● Data supplied
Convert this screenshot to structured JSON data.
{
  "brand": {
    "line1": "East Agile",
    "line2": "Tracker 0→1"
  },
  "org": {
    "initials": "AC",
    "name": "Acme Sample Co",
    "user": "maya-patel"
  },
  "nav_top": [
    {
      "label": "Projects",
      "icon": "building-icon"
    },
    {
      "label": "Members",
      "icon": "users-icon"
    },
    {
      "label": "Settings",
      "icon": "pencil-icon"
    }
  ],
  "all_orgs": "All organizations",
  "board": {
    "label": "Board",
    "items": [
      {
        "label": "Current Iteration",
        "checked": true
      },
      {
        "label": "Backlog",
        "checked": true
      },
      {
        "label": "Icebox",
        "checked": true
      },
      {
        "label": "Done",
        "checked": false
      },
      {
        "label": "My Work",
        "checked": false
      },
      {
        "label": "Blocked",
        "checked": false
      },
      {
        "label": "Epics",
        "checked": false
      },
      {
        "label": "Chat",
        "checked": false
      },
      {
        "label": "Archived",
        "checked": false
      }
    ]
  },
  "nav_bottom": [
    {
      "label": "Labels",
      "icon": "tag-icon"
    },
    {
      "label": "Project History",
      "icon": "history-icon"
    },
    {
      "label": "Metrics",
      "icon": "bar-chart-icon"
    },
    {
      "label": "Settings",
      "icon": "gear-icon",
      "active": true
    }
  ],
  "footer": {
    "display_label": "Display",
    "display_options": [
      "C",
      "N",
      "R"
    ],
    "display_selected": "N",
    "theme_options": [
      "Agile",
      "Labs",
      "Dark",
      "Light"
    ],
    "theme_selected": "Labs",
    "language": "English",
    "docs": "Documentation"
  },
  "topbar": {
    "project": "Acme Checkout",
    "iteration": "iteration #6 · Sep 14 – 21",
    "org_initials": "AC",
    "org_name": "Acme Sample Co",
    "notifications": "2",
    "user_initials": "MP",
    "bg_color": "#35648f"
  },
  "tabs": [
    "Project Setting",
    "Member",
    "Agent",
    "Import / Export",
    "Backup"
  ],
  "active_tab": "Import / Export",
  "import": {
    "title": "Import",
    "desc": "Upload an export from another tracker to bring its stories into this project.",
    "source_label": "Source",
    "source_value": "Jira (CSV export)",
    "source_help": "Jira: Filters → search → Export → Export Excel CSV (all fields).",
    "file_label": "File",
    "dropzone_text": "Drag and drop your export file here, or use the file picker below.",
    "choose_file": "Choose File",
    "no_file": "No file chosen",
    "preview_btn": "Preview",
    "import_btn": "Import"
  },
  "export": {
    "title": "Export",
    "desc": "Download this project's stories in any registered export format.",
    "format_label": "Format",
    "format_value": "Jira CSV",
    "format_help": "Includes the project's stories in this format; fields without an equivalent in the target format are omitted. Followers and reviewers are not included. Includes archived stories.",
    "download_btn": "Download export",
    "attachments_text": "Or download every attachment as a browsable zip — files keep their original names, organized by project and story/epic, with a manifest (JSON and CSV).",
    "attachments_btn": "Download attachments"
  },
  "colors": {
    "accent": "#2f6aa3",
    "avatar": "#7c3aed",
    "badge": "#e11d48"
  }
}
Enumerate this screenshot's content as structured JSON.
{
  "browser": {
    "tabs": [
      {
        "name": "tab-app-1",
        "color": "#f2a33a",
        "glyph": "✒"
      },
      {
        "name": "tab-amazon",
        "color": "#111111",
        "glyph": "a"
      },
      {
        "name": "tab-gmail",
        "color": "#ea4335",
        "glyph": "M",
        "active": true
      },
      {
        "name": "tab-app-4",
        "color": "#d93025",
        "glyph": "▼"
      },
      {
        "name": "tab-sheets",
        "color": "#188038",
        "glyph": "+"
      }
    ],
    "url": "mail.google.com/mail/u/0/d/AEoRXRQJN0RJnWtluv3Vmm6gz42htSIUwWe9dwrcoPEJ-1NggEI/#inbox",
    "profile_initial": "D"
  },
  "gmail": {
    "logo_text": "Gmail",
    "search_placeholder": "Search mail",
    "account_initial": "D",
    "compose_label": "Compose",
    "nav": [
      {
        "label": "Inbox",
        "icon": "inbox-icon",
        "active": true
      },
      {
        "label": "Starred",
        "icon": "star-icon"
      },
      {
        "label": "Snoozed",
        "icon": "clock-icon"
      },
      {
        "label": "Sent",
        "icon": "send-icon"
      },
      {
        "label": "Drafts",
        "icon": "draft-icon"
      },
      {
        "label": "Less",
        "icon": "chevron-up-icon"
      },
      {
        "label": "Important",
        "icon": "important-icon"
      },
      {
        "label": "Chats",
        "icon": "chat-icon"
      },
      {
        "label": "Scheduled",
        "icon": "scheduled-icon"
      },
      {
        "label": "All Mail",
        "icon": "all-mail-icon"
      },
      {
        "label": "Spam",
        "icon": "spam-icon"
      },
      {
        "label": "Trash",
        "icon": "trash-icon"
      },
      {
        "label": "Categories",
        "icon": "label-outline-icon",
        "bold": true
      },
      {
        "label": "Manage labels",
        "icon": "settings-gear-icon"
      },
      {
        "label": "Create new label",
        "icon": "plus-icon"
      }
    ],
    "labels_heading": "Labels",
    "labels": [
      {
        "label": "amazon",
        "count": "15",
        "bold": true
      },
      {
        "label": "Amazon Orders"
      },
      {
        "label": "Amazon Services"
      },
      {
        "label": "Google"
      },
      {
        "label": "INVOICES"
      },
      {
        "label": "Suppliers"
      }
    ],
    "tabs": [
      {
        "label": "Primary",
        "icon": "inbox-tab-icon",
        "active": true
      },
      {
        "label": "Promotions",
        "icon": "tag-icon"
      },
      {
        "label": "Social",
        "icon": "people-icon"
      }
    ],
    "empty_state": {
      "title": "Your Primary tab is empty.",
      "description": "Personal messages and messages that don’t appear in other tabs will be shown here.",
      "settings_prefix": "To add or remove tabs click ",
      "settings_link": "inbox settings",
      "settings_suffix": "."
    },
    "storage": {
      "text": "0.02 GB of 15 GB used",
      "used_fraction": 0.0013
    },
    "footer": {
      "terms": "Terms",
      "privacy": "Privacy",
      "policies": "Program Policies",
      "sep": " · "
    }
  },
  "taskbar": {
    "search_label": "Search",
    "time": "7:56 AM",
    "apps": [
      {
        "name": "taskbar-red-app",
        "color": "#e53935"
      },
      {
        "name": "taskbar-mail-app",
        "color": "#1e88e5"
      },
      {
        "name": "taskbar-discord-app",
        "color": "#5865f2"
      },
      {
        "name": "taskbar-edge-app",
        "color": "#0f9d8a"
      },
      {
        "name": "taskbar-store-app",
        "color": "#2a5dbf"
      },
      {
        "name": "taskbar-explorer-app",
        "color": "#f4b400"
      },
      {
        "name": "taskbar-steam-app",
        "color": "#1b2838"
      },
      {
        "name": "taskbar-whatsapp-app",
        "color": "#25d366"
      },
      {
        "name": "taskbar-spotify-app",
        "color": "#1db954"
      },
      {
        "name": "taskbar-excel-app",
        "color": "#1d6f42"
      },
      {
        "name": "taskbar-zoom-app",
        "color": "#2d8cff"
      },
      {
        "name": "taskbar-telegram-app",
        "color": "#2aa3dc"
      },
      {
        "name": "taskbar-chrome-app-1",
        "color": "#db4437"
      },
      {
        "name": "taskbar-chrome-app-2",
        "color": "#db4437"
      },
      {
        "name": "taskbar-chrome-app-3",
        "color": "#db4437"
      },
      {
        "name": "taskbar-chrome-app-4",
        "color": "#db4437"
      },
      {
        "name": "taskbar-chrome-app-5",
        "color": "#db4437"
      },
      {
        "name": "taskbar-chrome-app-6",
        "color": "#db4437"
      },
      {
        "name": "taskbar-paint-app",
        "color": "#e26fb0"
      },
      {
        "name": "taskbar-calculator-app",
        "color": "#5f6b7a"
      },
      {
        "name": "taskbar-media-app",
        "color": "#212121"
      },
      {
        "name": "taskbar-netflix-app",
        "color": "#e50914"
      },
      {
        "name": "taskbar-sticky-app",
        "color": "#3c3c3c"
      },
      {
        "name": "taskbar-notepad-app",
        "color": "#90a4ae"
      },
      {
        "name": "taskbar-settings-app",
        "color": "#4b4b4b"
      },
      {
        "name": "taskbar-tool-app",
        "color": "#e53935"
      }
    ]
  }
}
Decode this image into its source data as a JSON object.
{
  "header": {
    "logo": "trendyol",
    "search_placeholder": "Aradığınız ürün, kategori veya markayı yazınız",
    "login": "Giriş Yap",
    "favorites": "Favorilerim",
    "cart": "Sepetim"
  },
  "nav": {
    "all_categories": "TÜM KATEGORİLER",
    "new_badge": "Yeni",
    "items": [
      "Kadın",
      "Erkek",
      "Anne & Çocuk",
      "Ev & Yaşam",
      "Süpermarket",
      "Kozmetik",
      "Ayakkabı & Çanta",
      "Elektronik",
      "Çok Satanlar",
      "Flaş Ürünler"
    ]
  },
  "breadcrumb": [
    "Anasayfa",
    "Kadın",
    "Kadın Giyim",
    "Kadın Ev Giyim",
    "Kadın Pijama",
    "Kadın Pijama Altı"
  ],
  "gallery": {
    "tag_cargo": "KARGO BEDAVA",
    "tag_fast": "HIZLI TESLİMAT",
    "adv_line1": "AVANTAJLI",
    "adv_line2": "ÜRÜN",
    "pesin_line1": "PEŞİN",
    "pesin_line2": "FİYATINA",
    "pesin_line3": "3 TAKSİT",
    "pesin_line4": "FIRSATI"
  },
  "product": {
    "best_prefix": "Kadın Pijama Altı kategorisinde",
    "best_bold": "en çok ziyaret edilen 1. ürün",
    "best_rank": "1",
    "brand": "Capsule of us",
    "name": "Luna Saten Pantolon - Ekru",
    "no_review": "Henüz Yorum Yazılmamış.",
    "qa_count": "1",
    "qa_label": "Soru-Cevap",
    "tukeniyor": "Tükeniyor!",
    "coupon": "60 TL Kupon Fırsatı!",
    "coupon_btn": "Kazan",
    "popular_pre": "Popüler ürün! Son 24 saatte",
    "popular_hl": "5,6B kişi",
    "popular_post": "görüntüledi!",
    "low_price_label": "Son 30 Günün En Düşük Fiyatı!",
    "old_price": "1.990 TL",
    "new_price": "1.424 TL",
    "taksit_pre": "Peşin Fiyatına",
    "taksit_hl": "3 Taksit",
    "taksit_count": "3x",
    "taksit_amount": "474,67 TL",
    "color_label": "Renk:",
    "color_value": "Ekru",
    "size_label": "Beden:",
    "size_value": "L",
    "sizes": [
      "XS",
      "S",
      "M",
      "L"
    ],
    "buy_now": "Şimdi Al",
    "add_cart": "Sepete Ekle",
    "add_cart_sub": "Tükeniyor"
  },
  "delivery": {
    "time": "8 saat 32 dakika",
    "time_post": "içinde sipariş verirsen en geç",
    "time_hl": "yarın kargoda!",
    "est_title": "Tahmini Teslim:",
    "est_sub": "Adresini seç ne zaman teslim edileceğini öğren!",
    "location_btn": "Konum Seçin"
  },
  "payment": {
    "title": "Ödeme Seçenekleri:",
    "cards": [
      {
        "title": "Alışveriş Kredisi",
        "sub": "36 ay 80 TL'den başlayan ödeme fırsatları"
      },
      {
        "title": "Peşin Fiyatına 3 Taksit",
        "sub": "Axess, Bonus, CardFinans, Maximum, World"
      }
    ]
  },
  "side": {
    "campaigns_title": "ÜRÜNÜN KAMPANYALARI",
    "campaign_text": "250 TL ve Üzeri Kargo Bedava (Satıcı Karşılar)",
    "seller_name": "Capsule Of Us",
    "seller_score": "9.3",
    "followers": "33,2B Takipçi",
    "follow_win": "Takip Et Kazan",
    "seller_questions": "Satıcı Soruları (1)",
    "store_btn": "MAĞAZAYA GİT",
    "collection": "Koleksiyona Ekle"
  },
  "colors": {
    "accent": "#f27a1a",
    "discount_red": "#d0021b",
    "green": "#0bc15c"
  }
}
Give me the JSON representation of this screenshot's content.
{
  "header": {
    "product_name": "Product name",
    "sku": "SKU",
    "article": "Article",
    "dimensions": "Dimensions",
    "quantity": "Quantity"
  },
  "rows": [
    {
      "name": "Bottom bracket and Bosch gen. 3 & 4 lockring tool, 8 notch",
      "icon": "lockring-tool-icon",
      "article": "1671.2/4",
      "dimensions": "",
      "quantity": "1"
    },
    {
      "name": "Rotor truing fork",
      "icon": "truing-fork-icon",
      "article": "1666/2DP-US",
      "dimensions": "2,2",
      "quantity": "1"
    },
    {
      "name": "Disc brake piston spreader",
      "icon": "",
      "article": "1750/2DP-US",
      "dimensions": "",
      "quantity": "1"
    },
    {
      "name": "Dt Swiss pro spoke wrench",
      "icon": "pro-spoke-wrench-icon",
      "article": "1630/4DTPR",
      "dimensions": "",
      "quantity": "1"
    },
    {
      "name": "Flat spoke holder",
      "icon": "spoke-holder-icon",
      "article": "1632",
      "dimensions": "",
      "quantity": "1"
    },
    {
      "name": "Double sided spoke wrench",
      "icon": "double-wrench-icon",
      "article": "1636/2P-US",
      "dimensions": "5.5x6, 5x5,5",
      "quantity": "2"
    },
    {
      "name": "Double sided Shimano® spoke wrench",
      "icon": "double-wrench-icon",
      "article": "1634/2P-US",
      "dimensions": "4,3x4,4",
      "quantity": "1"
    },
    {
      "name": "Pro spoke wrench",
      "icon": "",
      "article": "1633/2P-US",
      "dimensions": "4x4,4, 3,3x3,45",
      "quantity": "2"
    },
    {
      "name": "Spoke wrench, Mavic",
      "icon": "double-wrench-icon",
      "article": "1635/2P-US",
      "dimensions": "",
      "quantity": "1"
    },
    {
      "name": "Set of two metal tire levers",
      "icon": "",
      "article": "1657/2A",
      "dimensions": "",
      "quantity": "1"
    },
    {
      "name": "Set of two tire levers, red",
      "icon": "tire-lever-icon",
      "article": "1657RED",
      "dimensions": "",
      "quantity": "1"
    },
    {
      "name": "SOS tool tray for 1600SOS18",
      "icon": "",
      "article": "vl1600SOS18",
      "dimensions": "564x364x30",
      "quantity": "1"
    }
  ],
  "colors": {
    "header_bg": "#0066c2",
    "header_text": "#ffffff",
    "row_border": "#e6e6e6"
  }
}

● Work to complete
Look through the entries above for the word "Acme". Copy every line where it shows up.

● Exercise solution
    "name": "Acme Sample Co",
    "project": "Acme Checkout",
    "org_name": "Acme Sample Co",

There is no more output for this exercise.